*PROMPT*
Return each entry exactly, with none missing.

*RECORDED DATA*
+ + + + +

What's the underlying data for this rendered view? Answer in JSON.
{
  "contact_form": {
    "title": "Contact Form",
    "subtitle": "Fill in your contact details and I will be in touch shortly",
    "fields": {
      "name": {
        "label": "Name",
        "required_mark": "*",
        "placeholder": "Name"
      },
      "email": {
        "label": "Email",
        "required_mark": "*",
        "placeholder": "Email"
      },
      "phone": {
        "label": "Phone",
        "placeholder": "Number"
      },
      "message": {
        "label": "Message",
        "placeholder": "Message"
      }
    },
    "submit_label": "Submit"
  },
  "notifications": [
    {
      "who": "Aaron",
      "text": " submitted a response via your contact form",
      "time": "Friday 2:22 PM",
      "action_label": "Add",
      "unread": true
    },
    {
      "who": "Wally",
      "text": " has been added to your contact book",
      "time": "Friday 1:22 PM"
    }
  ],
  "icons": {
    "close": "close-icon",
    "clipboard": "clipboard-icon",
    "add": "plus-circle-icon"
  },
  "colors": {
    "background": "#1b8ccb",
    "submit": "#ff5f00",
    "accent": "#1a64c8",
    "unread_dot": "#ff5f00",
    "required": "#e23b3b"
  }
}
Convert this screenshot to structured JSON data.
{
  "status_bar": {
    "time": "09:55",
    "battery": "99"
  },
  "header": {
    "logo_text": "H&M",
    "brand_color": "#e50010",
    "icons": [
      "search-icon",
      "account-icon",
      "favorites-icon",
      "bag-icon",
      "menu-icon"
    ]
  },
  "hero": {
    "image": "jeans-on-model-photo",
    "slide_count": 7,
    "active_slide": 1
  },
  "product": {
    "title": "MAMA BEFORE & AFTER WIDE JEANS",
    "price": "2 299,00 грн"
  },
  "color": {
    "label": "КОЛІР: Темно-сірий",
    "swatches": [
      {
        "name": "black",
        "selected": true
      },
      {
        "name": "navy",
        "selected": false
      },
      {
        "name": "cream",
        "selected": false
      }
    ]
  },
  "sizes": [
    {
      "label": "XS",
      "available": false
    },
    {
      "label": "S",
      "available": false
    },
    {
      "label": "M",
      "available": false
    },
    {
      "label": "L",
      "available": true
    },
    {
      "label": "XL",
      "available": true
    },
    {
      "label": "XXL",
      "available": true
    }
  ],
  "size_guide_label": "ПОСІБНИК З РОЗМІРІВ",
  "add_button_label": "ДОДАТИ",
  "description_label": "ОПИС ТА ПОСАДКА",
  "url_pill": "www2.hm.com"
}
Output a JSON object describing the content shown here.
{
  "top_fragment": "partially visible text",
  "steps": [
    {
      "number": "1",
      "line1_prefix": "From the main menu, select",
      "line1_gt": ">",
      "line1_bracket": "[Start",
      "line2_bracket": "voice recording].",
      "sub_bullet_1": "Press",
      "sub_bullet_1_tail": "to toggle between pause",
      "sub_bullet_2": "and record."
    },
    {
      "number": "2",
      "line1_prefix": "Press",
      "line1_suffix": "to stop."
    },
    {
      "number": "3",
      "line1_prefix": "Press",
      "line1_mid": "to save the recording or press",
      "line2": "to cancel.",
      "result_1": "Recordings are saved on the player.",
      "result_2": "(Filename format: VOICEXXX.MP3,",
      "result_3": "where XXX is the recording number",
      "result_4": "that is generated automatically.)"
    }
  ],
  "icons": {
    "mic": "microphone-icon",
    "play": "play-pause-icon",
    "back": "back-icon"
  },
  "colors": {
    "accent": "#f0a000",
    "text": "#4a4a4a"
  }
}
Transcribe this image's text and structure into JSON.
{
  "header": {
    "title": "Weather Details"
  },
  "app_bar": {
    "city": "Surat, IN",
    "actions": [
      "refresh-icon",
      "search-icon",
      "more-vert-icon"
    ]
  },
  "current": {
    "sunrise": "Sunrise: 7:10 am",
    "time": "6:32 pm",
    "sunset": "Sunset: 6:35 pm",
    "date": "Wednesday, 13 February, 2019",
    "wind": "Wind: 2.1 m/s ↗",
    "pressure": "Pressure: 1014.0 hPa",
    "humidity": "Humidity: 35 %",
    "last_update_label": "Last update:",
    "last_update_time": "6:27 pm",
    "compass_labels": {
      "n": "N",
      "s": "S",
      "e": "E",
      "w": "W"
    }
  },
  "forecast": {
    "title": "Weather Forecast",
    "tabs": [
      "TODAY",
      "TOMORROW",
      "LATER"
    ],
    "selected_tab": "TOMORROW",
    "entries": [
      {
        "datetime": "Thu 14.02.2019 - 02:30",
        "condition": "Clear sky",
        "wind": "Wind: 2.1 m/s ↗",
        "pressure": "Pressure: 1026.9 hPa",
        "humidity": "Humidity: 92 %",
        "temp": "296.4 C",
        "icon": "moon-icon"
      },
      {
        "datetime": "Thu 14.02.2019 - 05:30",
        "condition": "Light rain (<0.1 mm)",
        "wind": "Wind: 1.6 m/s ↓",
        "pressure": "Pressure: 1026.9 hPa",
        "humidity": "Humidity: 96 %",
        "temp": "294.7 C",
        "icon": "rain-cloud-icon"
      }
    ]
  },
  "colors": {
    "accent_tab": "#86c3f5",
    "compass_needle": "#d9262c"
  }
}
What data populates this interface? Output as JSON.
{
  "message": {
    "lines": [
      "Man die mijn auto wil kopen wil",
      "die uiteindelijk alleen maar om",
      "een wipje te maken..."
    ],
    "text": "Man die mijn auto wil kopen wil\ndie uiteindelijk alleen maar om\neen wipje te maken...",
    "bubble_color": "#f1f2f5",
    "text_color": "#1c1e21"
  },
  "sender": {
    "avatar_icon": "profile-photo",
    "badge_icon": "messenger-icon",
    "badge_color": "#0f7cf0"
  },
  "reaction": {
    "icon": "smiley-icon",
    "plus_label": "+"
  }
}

+ + + + +

*SOLVED PROBLEM*
What's the underlying data for this rendered view? Answer in JSON.
{
  "contact_form": {
    "title": "Contact Form",
    "subtitle": "Fill in your contact details and I will be in touch shortly",
    "fields": {
      "name": {
        "label": "Name",
        "required_mark": "*",
        "placeholder": "Name"
      },
      "email": {
        "label": "Email",
        "required_mark": "*",
        "placeholder": "Email"
      },
      "phone": {
        "label": "Phone",
        "placeholder": "Number"
      },
      "message": {
        "label": "Message",
        "placeholder": "Message"
      }
    },
    "submit_label": "Submit"
  },
  "notifications": [
    {
      "who": "Aaron",
      "text": " submitted a response via your contact form",
      "time": "Friday 2:22 PM",
      "action_label": "Add",
      "unread": true
    },
    {
      "who": "Wally",
      "text": " has been added to your contact book",
      "time": "Friday 1:22 PM"
    }
  ],
  "icons": {
    "close": "close-icon",
    "clipboard": "clipboard-icon",
    "add": "plus-circle-icon"
  },
  "colors": {
    "background": "#1b8ccb",
    "submit": "#ff5f00",
    "accent": "#1a64c8",
    "unread_dot": "#ff5f00",
    "required": "#e23b3b"
  }
}
Convert this screenshot to structured JSON data.
{
  "status_bar": {
    "time": "09:55",
    "battery": "99"
  },
  "header": {
    "logo_text": "H&M",
    "brand_color": "#e50010",
    "icons": [
      "search-icon",
      "account-icon",
      "favorites-icon",
      "bag-icon",
      "menu-icon"
    ]
  },
  "hero": {
    "image": "jeans-on-model-photo",
    "slide_count": 7,
    "active_slide": 1
  },
  "product": {
    "title": "MAMA BEFORE & AFTER WIDE JEANS",
    "price": "2 299,00 грн"
  },
  "color": {
    "label": "КОЛІР: Темно-сірий",
    "swatches": [
      {
        "name": "black",
        "selected": true
      },
      {
        "name": "navy",
        "selected": false
      },
      {
        "name": "cream",
        "selected": false
      }
    ]
  },
  "sizes": [
    {
      "label": "XS",
      "available": false
    },
    {
      "label": "S",
      "available": false
    },
    {
      "label": "M",
      "available": false
    },
    {
      "label": "L",
      "available": true
    },
    {
      "label": "XL",
      "available": true
    },
    {
      "label": "XXL",
      "available": true
    }
  ],
  "size_guide_label": "ПОСІБНИК З РОЗМІРІВ",
  "add_button_label": "ДОДАТИ",
  "description_label": "ОПИС ТА ПОСАДКА",
  "url_pill": "www2.hm.com"
}
Output a JSON object describing the content shown here.
{
  "top_fragment": "partially visible text",
  "steps": [
    {
      "number": "1",
      "line1_prefix": "From the main menu, select",
      "line1_gt": ">",
      "line1_bracket": "[Start",
      "line2_bracket": "voice recording].",
      "sub_bullet_1": "Press",
      "sub_bullet_1_tail": "to toggle between pause",
      "sub_bullet_2": "and record."
    },
    {
      "number": "2",
      "line1_prefix": "Press",
      "line1_suffix": "to stop."
    },
    {
      "number": "3",
      "line1_prefix": "Press",
      "line1_mid": "to save the recording or press",
      "line2": "to cancel.",
      "result_1": "Recordings are saved on the player.",
      "result_2": "(Filename format: VOICEXXX.MP3,",
      "result_3": "where XXX is the recording number",
      "result_4": "that is generated automatically.)"
    }
  ],
  "icons": {
    "mic": "microphone-icon",
    "play": "play-pause-icon",
    "back": "back-icon"
  },
  "colors": {
    "accent": "#f0a000",
    "text": "#4a4a4a"
  }
}
Transcribe this image's text and structure into JSON.
{
  "header": {
    "title": "Weather Details"
  },
  "app_bar": {
    "city": "Surat, IN",
    "actions": [
      "refresh-icon",
      "search-icon",
      "more-vert-icon"
    ]
  },
  "current": {
    "sunrise": "Sunrise: 7:10 am",
    "time": "6:32 pm",
    "sunset": "Sunset: 6:35 pm",
    "date": "Wednesday, 13 February, 2019",
    "wind": "Wind: 2.1 m/s ↗",
    "pressure": "Pressure: 1014.0 hPa",
    "humidity": "Humidity: 35 %",
    "last_update_label": "Last update:",
    "last_update_time": "6:27 pm",
    "compass_labels": {
      "n": "N",
      "s": "S",
      "e": "E",
      "w": "W"
    }
  },
  "forecast": {
    "title": "Weather Forecast",
    "tabs": [
      "TODAY",
      "TOMORROW",
      "LATER"
    ],
    "selected_tab": "TOMORROW",
    "entries": [
      {
        "datetime": "Thu 14.02.2019 - 02:30",
        "condition": "Clear sky",
        "wind": "Wind: 2.1 m/s ↗",
        "pressure": "Pressure: 1026.9 hPa",
        "humidity": "Humidity: 92 %",
        "temp": "296.4 C",
        "icon": "moon-icon"
      },
      {
        "datetime": "Thu 14.02.2019 - 05:30",
        "condition": "Light rain (<0.1 mm)",
        "wind": "Wind: 1.6 m/s ↓",
        "pressure": "Pressure: 1026.9 hPa",
        "humidity": "Humidity: 96 %",
        "temp": "294.7 C",
        "icon": "rain-cloud-icon"
      }
    ]
  },
  "colors": {
    "accent_tab": "#86c3f5",
    "compass_needle": "#d9262c"
  }
}
What data populates this interface? Output as JSON.
{
  "message": {
    "lines": [
      "Man die mijn auto wil kopen wil",
      "die uiteindelijk alleen maar om",
      "een wipje te maken..."
    ],
    "text": "Man die mijn auto wil kopen wil\ndie uiteindelijk alleen maar om\neen wipje te maken...",
    "bubble_color": "#f1f2f5",
    "text_color": "#1c1e21"
  },
  "sender": {
    "avatar_icon": "profile-photo",
    "badge_icon": "messenger-icon",
    "badge_color": "#0f7cf0"
  },
  "reaction": {
    "icon": "smiley-icon",
    "plus_label": "+"
  }
}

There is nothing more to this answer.